— Start of Data supplied —

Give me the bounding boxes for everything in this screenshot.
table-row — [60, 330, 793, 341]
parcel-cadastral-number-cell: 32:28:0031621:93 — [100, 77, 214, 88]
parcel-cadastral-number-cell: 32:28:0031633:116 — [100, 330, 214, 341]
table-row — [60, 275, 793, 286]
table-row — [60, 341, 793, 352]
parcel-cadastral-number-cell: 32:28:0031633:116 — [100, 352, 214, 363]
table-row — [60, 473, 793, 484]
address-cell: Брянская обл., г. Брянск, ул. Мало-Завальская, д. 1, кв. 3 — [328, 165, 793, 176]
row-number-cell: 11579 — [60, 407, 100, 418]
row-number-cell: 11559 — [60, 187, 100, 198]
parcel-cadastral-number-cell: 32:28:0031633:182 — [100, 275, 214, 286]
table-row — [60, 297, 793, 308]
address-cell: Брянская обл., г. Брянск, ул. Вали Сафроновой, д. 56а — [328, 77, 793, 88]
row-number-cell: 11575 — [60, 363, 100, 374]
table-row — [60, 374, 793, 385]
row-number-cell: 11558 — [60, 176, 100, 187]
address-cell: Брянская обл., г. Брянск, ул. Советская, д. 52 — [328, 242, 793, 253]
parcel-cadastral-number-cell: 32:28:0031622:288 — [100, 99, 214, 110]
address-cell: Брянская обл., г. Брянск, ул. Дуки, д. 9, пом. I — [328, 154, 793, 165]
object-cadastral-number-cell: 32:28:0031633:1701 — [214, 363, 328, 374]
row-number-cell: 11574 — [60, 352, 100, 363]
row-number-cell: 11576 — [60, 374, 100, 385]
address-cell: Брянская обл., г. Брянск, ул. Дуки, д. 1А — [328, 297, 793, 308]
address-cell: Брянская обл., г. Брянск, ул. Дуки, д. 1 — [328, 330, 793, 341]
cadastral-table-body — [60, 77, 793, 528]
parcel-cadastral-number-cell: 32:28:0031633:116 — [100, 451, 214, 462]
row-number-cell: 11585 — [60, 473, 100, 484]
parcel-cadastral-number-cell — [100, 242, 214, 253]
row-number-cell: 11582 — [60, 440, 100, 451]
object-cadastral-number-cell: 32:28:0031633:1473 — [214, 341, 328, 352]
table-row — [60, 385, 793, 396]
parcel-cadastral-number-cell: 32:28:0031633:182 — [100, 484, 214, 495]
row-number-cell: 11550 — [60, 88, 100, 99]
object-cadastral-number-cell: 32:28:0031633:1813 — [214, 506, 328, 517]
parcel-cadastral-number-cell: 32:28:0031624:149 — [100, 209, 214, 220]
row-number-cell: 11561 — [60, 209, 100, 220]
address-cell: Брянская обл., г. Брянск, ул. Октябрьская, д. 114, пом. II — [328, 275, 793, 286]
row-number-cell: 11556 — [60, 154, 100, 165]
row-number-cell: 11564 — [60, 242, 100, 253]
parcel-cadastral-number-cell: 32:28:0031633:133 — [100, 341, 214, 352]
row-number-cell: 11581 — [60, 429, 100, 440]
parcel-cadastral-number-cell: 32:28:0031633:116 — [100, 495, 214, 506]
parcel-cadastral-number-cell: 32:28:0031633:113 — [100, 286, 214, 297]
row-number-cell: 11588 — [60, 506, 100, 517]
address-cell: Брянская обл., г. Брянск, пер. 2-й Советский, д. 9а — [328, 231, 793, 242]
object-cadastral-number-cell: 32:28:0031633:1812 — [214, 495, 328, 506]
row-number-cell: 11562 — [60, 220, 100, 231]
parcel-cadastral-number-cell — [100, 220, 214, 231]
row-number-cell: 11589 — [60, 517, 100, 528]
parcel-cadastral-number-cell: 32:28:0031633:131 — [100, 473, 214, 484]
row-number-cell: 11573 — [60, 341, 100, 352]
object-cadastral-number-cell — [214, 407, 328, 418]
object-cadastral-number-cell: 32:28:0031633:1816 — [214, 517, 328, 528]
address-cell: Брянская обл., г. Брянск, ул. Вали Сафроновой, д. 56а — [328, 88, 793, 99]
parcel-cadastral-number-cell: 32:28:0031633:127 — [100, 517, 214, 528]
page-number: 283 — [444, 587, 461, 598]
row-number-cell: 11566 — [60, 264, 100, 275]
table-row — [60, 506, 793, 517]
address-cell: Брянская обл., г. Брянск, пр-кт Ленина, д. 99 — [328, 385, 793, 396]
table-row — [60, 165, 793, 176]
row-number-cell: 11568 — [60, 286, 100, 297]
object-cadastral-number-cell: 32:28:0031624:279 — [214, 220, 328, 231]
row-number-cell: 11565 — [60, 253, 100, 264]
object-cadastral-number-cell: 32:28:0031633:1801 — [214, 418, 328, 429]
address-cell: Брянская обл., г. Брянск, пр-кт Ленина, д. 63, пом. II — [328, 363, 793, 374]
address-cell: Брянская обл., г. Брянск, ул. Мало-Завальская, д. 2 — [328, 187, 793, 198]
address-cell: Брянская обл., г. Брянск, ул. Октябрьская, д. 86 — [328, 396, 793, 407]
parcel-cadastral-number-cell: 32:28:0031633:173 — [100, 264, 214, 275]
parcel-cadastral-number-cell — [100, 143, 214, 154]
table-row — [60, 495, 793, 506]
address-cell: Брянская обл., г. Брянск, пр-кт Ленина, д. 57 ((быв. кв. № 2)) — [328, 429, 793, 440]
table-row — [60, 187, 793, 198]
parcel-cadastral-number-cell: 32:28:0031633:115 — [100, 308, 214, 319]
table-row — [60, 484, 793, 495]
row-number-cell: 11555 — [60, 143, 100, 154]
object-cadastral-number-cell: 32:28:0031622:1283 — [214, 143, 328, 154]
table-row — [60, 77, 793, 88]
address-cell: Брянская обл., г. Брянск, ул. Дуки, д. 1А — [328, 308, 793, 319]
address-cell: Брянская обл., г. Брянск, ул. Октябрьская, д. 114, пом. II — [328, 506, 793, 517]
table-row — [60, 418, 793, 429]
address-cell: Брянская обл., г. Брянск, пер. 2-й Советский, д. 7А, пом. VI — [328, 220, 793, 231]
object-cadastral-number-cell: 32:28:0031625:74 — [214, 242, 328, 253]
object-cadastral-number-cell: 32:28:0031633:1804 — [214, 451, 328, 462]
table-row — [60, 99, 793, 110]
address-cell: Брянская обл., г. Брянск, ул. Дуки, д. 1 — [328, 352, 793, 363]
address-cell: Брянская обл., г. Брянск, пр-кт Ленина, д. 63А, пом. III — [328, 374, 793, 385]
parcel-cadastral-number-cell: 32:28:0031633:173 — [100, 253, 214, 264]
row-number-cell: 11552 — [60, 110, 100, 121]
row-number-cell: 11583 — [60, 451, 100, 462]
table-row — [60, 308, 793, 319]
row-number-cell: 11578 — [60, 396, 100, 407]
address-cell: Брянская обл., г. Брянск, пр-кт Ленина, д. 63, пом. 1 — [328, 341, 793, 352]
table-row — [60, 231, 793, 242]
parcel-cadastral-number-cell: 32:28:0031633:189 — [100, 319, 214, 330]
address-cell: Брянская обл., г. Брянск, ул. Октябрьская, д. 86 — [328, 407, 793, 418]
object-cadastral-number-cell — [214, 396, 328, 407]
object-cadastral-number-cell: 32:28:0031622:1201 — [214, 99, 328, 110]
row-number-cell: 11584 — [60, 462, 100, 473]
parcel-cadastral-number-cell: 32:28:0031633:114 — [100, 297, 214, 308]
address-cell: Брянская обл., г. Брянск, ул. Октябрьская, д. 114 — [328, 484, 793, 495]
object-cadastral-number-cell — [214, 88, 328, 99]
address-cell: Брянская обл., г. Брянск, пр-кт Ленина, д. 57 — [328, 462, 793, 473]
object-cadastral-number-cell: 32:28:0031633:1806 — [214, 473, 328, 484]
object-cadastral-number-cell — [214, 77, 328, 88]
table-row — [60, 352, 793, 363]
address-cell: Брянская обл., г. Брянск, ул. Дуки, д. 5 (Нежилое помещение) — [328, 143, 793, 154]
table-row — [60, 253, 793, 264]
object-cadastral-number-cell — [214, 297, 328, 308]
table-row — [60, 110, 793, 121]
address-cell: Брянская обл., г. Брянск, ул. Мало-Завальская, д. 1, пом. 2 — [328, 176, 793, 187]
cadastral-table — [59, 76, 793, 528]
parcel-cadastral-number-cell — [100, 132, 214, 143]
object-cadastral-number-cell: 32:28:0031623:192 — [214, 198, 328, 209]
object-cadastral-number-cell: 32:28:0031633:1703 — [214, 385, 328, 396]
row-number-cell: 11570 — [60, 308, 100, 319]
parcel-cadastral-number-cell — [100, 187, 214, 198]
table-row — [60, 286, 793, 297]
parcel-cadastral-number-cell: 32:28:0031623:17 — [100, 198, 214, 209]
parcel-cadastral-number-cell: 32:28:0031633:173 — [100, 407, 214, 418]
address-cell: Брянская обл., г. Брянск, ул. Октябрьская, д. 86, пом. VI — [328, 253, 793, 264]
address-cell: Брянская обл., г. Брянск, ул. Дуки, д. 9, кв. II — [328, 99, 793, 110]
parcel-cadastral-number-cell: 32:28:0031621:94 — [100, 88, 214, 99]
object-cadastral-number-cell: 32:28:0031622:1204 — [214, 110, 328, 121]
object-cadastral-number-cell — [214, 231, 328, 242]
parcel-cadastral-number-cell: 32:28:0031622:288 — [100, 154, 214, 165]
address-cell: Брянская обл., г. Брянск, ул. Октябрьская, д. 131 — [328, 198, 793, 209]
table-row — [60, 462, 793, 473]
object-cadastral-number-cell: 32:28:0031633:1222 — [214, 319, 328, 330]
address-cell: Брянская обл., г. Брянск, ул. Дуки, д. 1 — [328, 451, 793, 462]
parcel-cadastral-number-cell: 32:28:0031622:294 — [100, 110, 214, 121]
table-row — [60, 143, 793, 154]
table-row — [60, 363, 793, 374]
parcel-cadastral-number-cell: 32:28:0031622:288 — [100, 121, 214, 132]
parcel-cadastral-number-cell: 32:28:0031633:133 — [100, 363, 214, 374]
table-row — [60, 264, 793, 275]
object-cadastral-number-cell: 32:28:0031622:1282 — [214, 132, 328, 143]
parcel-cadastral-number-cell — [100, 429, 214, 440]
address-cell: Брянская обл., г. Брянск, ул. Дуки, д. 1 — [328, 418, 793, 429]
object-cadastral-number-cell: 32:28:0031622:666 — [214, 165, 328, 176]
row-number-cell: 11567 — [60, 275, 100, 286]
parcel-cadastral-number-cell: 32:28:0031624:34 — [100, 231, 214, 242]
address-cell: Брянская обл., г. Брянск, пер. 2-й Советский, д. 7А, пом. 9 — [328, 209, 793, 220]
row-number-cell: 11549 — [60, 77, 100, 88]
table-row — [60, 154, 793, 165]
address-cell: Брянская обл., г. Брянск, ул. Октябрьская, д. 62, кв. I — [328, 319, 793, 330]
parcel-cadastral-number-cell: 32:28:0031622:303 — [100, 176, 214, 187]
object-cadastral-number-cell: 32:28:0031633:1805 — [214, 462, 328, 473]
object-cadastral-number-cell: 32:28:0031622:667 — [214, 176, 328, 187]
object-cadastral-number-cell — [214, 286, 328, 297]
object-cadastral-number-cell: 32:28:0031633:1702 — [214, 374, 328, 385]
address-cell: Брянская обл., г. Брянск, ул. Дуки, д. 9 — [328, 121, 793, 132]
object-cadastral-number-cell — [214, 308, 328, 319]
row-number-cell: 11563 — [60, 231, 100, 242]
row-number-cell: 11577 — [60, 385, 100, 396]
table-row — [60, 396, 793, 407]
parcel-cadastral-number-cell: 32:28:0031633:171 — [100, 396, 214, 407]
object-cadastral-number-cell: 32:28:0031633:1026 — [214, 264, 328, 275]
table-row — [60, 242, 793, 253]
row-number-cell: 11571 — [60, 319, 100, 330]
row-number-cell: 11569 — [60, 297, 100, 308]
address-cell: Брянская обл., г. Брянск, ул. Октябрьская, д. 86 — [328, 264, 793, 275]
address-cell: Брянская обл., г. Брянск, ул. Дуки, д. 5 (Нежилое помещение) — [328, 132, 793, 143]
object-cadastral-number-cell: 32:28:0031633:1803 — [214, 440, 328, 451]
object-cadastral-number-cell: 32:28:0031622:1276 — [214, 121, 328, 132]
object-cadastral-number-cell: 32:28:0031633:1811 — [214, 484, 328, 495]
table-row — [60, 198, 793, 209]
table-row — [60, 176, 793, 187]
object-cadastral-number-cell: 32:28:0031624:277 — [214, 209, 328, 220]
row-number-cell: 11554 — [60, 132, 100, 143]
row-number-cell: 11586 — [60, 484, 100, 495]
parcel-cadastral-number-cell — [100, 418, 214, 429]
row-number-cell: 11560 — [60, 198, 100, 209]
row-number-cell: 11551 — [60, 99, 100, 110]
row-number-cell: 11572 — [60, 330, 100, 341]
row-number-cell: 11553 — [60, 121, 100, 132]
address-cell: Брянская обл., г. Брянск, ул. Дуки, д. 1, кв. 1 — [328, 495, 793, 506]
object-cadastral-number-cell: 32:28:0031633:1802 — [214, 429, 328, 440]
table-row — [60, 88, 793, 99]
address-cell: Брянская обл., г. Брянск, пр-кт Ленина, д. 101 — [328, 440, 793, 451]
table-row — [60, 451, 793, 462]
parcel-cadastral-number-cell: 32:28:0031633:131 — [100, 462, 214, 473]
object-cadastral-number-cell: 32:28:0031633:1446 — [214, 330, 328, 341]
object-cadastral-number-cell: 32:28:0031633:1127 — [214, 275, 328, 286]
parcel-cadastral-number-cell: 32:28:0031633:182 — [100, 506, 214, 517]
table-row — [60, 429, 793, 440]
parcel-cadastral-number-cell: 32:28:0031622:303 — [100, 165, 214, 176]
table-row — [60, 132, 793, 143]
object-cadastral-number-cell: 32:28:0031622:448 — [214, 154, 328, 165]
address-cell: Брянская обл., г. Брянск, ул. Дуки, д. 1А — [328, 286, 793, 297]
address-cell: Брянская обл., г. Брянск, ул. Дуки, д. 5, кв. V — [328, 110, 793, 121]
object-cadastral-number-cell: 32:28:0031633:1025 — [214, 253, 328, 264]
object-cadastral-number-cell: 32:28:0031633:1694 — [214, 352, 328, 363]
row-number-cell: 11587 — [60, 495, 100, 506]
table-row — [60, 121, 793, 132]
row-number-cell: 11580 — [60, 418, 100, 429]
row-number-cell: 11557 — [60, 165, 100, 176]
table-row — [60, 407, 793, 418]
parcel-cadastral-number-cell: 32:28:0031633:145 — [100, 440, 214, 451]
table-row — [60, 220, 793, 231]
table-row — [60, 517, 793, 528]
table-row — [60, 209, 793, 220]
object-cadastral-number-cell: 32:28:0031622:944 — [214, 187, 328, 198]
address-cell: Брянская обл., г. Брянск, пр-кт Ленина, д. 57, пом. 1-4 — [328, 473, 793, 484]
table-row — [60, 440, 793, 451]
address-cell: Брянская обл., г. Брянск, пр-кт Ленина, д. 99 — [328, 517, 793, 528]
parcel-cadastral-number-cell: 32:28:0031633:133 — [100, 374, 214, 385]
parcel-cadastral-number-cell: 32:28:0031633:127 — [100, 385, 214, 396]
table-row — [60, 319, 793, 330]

— End of Data supplied —

Reproduce the items above word for word, from the first line through the line containing "[328, 297, 793, 308]", both ends included.

Give me the bounding boxes for everything in this screenshot.
table-row — [60, 330, 793, 341]
parcel-cadastral-number-cell: 32:28:0031621:93 — [100, 77, 214, 88]
parcel-cadastral-number-cell: 32:28:0031633:116 — [100, 330, 214, 341]
table-row — [60, 275, 793, 286]
table-row — [60, 341, 793, 352]
parcel-cadastral-number-cell: 32:28:0031633:116 — [100, 352, 214, 363]
table-row — [60, 473, 793, 484]
address-cell: Брянская обл., г. Брянск, ул. Мало-Завальская, д. 1, кв. 3 — [328, 165, 793, 176]
row-number-cell: 11579 — [60, 407, 100, 418]
row-number-cell: 11559 — [60, 187, 100, 198]
parcel-cadastral-number-cell: 32:28:0031633:182 — [100, 275, 214, 286]
table-row — [60, 297, 793, 308]
address-cell: Брянская обл., г. Брянск, ул. Вали Сафроновой, д. 56а — [328, 77, 793, 88]
row-number-cell: 11575 — [60, 363, 100, 374]
table-row — [60, 374, 793, 385]
row-number-cell: 11558 — [60, 176, 100, 187]
address-cell: Брянская обл., г. Брянск, ул. Советская, д. 52 — [328, 242, 793, 253]
parcel-cadastral-number-cell: 32:28:0031622:288 — [100, 99, 214, 110]
address-cell: Брянская обл., г. Брянск, ул. Дуки, д. 9, пом. I — [328, 154, 793, 165]
object-cadastral-number-cell: 32:28:0031633:1701 — [214, 363, 328, 374]
row-number-cell: 11574 — [60, 352, 100, 363]
row-number-cell: 11576 — [60, 374, 100, 385]
address-cell: Брянская обл., г. Брянск, ул. Дуки, д. 1А — [328, 297, 793, 308]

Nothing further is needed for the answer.